**AIM**. Collect each line containing "вещество".

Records

↓↓↓

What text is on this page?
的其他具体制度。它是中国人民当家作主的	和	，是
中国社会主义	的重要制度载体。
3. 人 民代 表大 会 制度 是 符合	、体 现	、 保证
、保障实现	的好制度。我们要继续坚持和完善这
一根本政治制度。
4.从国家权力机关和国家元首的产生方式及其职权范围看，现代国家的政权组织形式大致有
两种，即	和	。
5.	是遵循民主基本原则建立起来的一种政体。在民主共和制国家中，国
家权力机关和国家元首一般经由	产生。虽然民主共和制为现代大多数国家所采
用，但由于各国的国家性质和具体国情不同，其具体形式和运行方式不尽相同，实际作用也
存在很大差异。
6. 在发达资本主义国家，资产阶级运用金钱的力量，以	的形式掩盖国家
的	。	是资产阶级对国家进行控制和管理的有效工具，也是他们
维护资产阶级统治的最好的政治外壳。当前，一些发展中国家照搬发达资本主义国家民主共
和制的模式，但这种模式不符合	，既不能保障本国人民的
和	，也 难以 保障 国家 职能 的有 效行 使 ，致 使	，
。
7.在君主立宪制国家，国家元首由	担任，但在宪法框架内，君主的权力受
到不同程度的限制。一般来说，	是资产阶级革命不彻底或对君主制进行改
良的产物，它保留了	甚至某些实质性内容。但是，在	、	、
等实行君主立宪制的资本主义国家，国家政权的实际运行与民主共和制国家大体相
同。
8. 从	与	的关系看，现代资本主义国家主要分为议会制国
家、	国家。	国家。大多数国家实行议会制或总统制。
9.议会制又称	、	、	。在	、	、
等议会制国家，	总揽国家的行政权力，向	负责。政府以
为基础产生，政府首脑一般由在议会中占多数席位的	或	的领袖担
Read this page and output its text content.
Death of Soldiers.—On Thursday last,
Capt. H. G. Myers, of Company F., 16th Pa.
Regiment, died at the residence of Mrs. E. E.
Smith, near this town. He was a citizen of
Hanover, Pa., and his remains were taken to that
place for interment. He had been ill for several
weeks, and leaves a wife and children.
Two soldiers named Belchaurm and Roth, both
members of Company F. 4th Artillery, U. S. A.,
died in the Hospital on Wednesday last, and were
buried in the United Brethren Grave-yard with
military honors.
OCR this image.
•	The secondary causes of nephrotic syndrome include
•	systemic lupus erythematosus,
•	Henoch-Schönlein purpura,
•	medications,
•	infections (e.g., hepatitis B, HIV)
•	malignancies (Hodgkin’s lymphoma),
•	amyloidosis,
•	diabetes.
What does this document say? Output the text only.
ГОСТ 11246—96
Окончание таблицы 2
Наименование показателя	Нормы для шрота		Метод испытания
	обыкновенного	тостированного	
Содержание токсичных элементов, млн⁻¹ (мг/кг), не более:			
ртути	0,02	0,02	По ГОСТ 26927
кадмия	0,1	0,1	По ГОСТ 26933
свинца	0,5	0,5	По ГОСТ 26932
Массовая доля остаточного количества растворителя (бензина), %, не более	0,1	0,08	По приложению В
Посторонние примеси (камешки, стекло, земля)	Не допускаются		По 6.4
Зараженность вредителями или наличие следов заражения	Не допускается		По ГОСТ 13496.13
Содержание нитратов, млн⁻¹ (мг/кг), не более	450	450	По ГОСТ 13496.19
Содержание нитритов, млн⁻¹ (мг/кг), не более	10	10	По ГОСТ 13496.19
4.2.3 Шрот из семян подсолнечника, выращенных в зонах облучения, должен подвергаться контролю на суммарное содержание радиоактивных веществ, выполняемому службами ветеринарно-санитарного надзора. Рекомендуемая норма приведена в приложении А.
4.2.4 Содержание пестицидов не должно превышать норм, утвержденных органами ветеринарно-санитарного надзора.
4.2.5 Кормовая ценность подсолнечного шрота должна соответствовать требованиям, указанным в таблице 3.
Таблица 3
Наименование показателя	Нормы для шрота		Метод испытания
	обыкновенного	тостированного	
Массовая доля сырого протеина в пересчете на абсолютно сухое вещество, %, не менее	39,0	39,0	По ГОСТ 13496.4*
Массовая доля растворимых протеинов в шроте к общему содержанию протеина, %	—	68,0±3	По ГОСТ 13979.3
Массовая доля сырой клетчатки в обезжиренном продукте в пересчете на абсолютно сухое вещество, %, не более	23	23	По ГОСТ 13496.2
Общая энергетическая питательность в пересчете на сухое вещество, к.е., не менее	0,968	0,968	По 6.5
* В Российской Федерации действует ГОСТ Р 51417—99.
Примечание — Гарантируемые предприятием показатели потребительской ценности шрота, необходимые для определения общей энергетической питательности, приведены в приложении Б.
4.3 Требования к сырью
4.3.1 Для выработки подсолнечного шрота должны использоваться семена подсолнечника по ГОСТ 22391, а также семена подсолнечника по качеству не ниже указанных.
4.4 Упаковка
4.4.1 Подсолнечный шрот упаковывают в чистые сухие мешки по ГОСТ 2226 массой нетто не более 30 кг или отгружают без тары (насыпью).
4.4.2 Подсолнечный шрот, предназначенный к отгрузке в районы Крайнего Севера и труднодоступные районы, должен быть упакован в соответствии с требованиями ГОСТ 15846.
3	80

↑↑↑

**RESPONSE BELOW**.
Массовая доля сырого протеина в пересчете на абсолютно сухое вещество, %, не менее	39,0	39,0	По ГОСТ 13496.4*
Массовая доля сырой клетчатки в обезжиренном продукте в пересчете на абсолютно сухое вещество, %, не более	23	23	По ГОСТ 13496.2
Общая энергетическая питательность в пересчете на сухое вещество, к.е., не менее	0,968	0,968	По 6.5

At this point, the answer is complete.